The problem. Repeat all of the material below exactly as written, images excluded.

(Data records)

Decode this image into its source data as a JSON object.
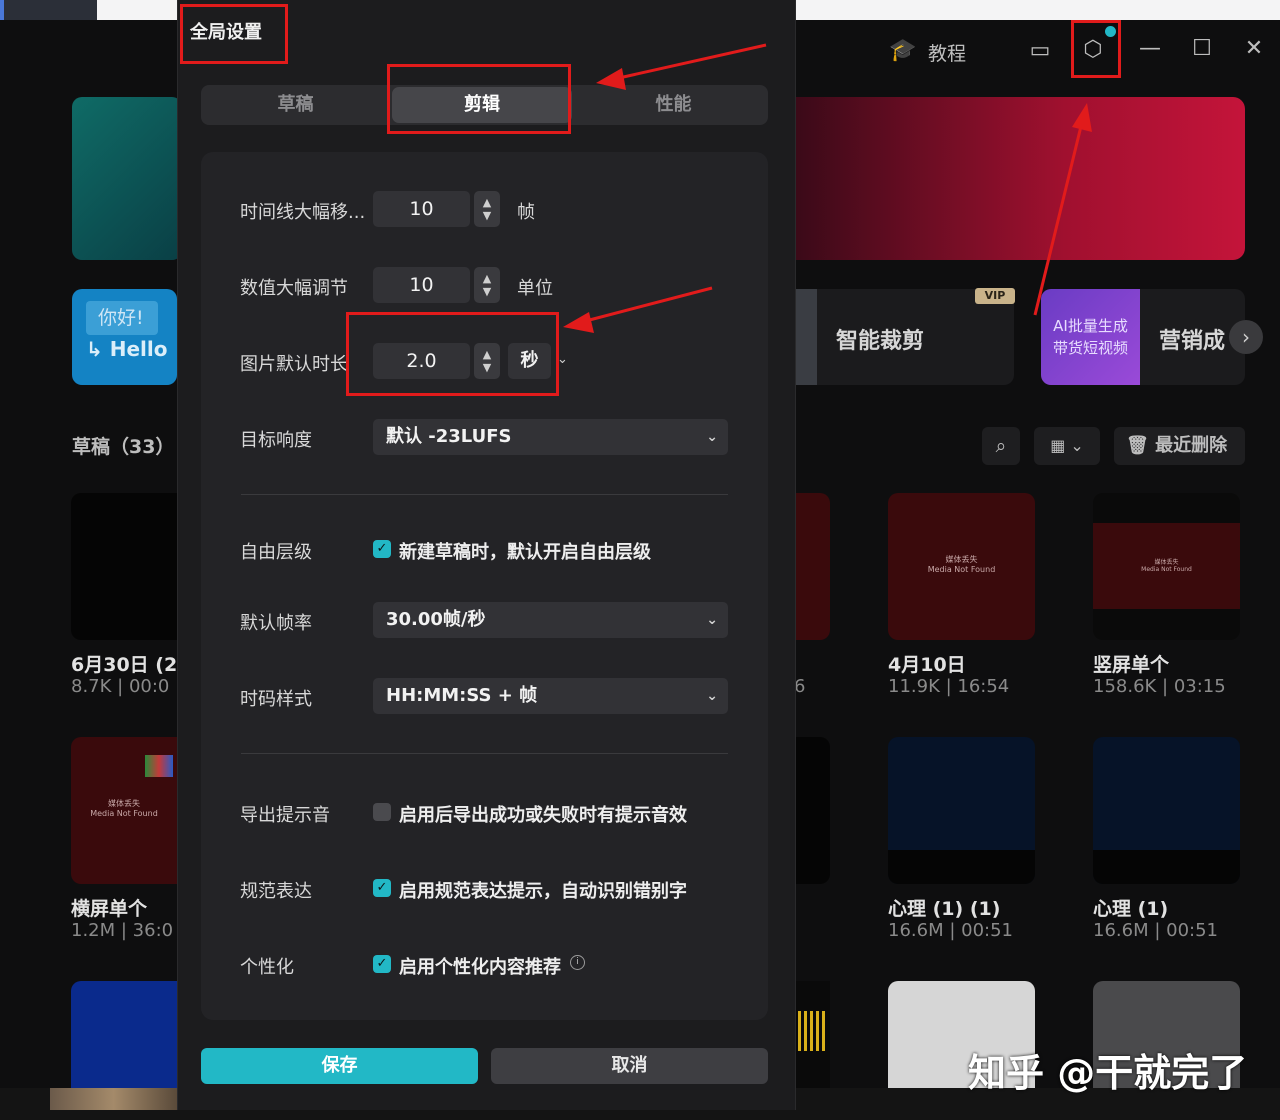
{
  "dialog": {
    "title": "全局设置",
    "tabs": [
      {
        "label": "草稿",
        "active": false
      },
      {
        "label": "剪辑",
        "active": true
      },
      {
        "label": "性能",
        "active": false
      }
    ],
    "rows": {
      "timeline_jump": {
        "label": "时间线大幅移...",
        "value": "10",
        "unit": "帧"
      },
      "value_adjust": {
        "label": "数值大幅调节",
        "value": "10",
        "unit": "单位"
      },
      "image_duration": {
        "label": "图片默认时长",
        "value": "2.0",
        "unit": "秒"
      },
      "loudness": {
        "label": "目标响度",
        "value": "默认 -23LUFS"
      },
      "free_layer": {
        "label": "自由层级",
        "checkbox_text": "新建草稿时，默认开启自由层级",
        "checked": true
      },
      "frame_rate": {
        "label": "默认帧率",
        "value": "30.00帧/秒"
      },
      "timecode": {
        "label": "时码样式",
        "value": "HH:MM:SS + 帧"
      },
      "export_sound": {
        "label": "导出提示音",
        "checkbox_text": "启用后导出成功或失败时有提示音效",
        "checked": false
      },
      "normalize": {
        "label": "规范表达",
        "checkbox_text": "启用规范表达提示，自动识别错别字",
        "checked": true
      },
      "personalize": {
        "label": "个性化",
        "checkbox_text": "启用个性化内容推荐",
        "checked": true
      }
    },
    "save_label": "保存",
    "cancel_label": "取消"
  },
  "background": {
    "header": {
      "tutorial_label": "教程"
    },
    "tools": {
      "hello_badge_1": "你好!",
      "hello_badge_2": "Hello",
      "smart_cut": "智能裁剪",
      "vip_badge": "VIP",
      "ai_label": "AI批量生成\n带货短视频",
      "marketing": "营销成"
    },
    "drafts_title": "草稿（33）",
    "recent_delete": "最近删除",
    "media_lost_cn": "媒体丢失",
    "media_lost_en": "Media Not Found",
    "cards": [
      {
        "title": "6月30日 (2)",
        "meta": "8.7K | 00:0"
      },
      {
        "title": "4月10日",
        "meta": "11.9K | 16:54"
      },
      {
        "title": "竖屏单个",
        "meta": "158.6K | 03:15"
      },
      {
        "title": "横屏单个",
        "meta": "1.2M | 36:0"
      },
      {
        "title": "心理 (1) (1)",
        "meta": "16.6M | 00:51"
      },
      {
        "title": "心理 (1)",
        "meta": "16.6M | 00:51"
      }
    ],
    "partial_meta_digit": "6"
  },
  "watermark": "知乎 @干就完了",
  "colors": {
    "accent": "#22b8c6",
    "annotation": "#e11b1b",
    "banner_red": "#a0102f"
  }
}
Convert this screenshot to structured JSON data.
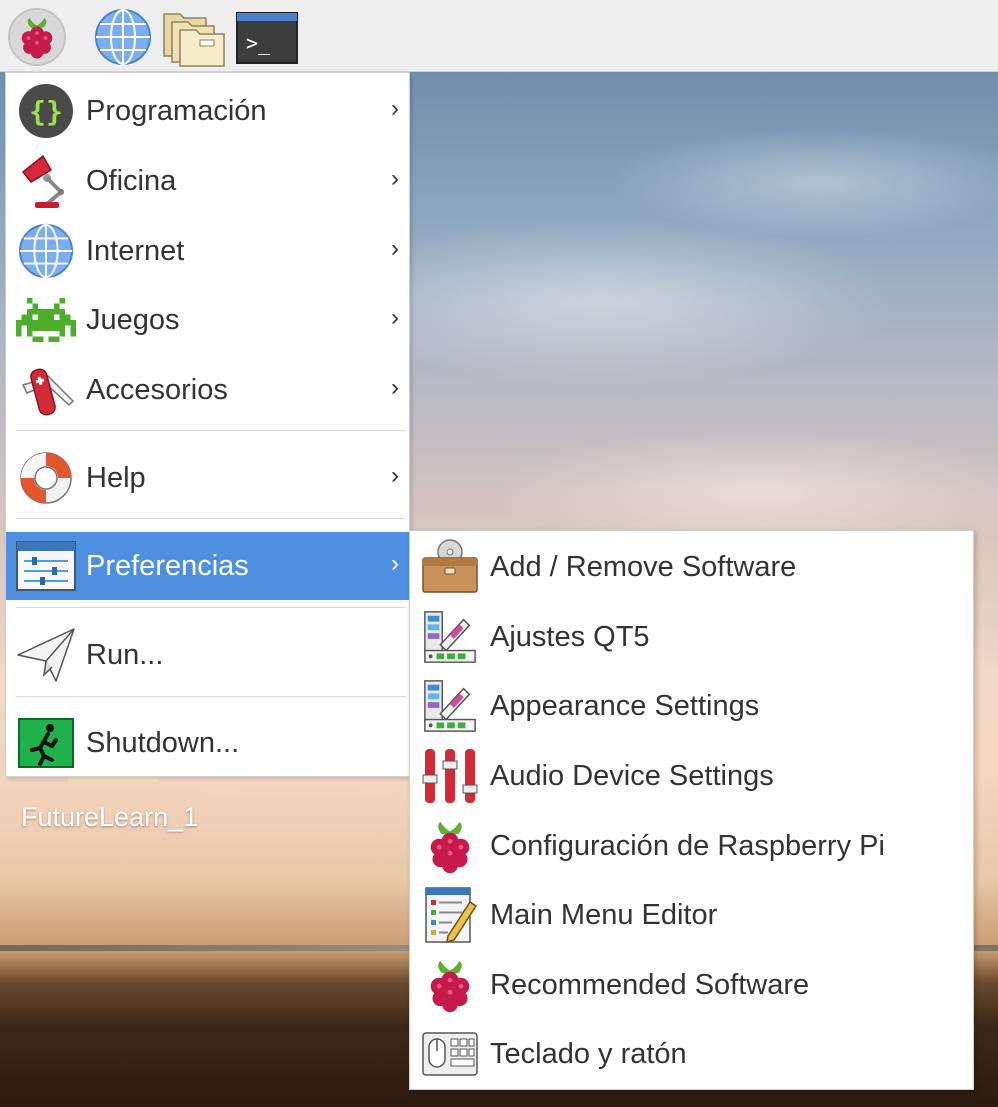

Exercise response.
Decode this image into its source data as a JSON object.
{
  "dialog": {
    "title": "全局设置",
    "tabs": [
      {
        "label": "草稿",
        "active": false
      },
      {
        "label": "剪辑",
        "active": true
      },
      {
        "label": "性能",
        "active": false
      }
    ],
    "rows": {
      "timeline_jump": {
        "label": "时间线大幅移...",
        "value": "10",
        "unit": "帧"
      },
      "value_adjust": {
        "label": "数值大幅调节",
        "value": "10",
        "unit": "单位"
      },
      "image_duration": {
        "label": "图片默认时长",
        "value": "2.0",
        "unit": "秒"
      },
      "loudness": {
        "label": "目标响度",
        "value": "默认 -23LUFS"
      },
      "free_layer": {
        "label": "自由层级",
        "checkbox_text": "新建草稿时，默认开启自由层级",
        "checked": true
      },
      "frame_rate": {
        "label": "默认帧率",
        "value": "30.00帧/秒"
      },
      "timecode": {
        "label": "时码样式",
        "value": "HH:MM:SS + 帧"
      },
      "export_sound": {
        "label": "导出提示音",
        "checkbox_text": "启用后导出成功或失败时有提示音效",
        "checked": false
      },
      "normalize": {
        "label": "规范表达",
        "checkbox_text": "启用规范表达提示，自动识别错别字",
        "checked": true
      },
      "personalize": {
        "label": "个性化",
        "checkbox_text": "启用个性化内容推荐",
        "checked": true
      }
    },
    "save_label": "保存",
    "cancel_label": "取消"
  },
  "background": {
    "header": {
      "tutorial_label": "教程"
    },
    "tools": {
      "hello_badge_1": "你好!",
      "hello_badge_2": "Hello",
      "smart_cut": "智能裁剪",
      "vip_badge": "VIP",
      "ai_label": "AI批量生成\n带货短视频",
      "marketing": "营销成"
    },
    "drafts_title": "草稿（33）",
    "recent_delete": "最近删除",
    "media_lost_cn": "媒体丢失",
    "media_lost_en": "Media Not Found",
    "cards": [
      {
        "title": "6月30日 (2)",
        "meta": "8.7K | 00:0"
      },
      {
        "title": "4月10日",
        "meta": "11.9K | 16:54"
      },
      {
        "title": "竖屏单个",
        "meta": "158.6K | 03:15"
      },
      {
        "title": "横屏单个",
        "meta": "1.2M | 36:0"
      },
      {
        "title": "心理 (1) (1)",
        "meta": "16.6M | 00:51"
      },
      {
        "title": "心理 (1)",
        "meta": "16.6M | 00:51"
      }
    ],
    "partial_meta_digit": "6"
  },
  "watermark": "知乎 @干就完了",
  "colors": {
    "accent": "#22b8c6",
    "annotation": "#e11b1b",
    "banner_red": "#a0102f"
  }
}
Convert this screenshot to structured JSON data.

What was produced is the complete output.